● What you have to do:
Would you quote every entry exactly, dropping only the pictures?

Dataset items
>>

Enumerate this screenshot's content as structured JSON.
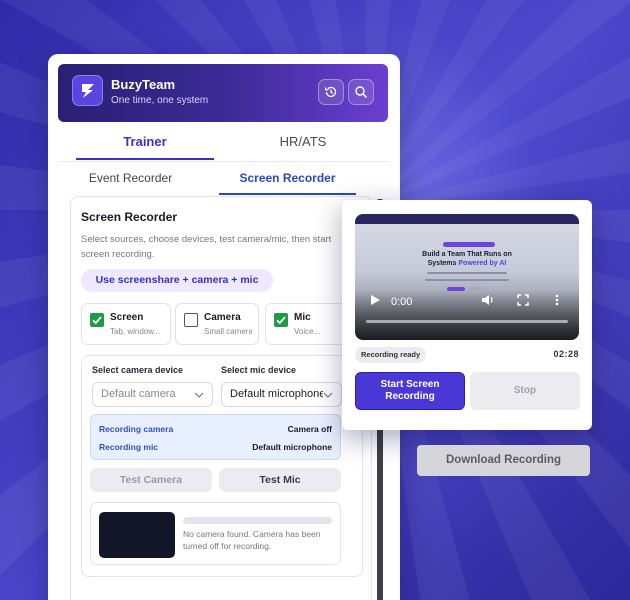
{
  "app": {
    "name": "BuzyTeam",
    "tagline": "One time, one system"
  },
  "header_buttons": [
    "history-icon",
    "search-icon"
  ],
  "main_tabs": [
    {
      "label": "Trainer",
      "active": true
    },
    {
      "label": "HR/ATS",
      "active": false
    }
  ],
  "sub_tabs": [
    {
      "label": "Event Recorder",
      "active": false
    },
    {
      "label": "Screen Recorder",
      "active": true
    }
  ],
  "recorder": {
    "title": "Screen Recorder",
    "description": "Select sources, choose devices, test camera/mic, then start screen recording.",
    "preset_label": "Use screenshare + camera + mic",
    "sources": [
      {
        "label": "Screen",
        "sub": "Tab, window...",
        "checked": true
      },
      {
        "label": "Camera",
        "sub": "Small camera",
        "checked": false
      },
      {
        "label": "Mic",
        "sub": "Voice...",
        "checked": true
      }
    ],
    "camera_device_label": "Select camera device",
    "camera_device_value": "Default camera",
    "mic_device_label": "Select mic device",
    "mic_device_value": "Default microphone",
    "status": [
      {
        "key": "Recording camera",
        "value": "Camera off"
      },
      {
        "key": "Recording mic",
        "value": "Default microphone"
      }
    ],
    "test_camera_label": "Test Camera",
    "test_mic_label": "Test Mic",
    "preview_message": "No camera found. Camera has been turned off for recording."
  },
  "floating_card": {
    "video_heading": "Build a Team That Runs on",
    "video_heading2": "Systems",
    "video_heading_accent": "Powered by AI",
    "video_time": "0:00",
    "status_badge": "Recording ready",
    "duration": "02:28",
    "start_label": "Start Screen Recording",
    "stop_label": "Stop"
  },
  "download_label": "Download Recording",
  "colors": {
    "accent": "#4a38d6",
    "active_tab": "#3b30c9",
    "check_green": "#1f9b47",
    "status_bg": "#e8f0ff"
  }
}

<<

● Exercise response:
Enumerate this screenshot's content as structured JSON.
{
  "app": {
    "name": "BuzyTeam",
    "tagline": "One time, one system"
  },
  "header_buttons": [
    "history-icon",
    "search-icon"
  ],
  "main_tabs": [
    {
      "label": "Trainer",
      "active": true
    },
    {
      "label": "HR/ATS",
      "active": false
    }
  ],
  "sub_tabs": [
    {
      "label": "Event Recorder",
      "active": false
    },
    {
      "label": "Screen Recorder",
      "active": true
    }
  ],
  "recorder": {
    "title": "Screen Recorder",
    "description": "Select sources, choose devices, test camera/mic, then start screen recording.",
    "preset_label": "Use screenshare + camera + mic",
    "sources": [
      {
        "label": "Screen",
        "sub": "Tab, window...",
        "checked": true
      },
      {
        "label": "Camera",
        "sub": "Small camera",
        "checked": false
      },
      {
        "label": "Mic",
        "sub": "Voice...",
        "checked": true
      }
    ],
    "camera_device_label": "Select camera device",
    "camera_device_value": "Default camera",
    "mic_device_label": "Select mic device",
    "mic_device_value": "Default microphone",
    "status": [
      {
        "key": "Recording camera",
        "value": "Camera off"
      },
      {
        "key": "Recording mic",
        "value": "Default microphone"
      }
    ],
    "test_camera_label": "Test Camera",
    "test_mic_label": "Test Mic",
    "preview_message": "No camera found. Camera has been turned off for recording."
  },
  "floating_card": {
    "video_heading": "Build a Team That Runs on",
    "video_heading2": "Systems",
    "video_heading_accent": "Powered by AI",
    "video_time": "0:00",
    "status_badge": "Recording ready",
    "duration": "02:28",
    "start_label": "Start Screen Recording",
    "stop_label": "Stop"
  },
  "download_label": "Download Recording",
  "colors": {
    "accent": "#4a38d6",
    "active_tab": "#3b30c9",
    "check_green": "#1f9b47",
    "status_bg": "#e8f0ff"
  }
}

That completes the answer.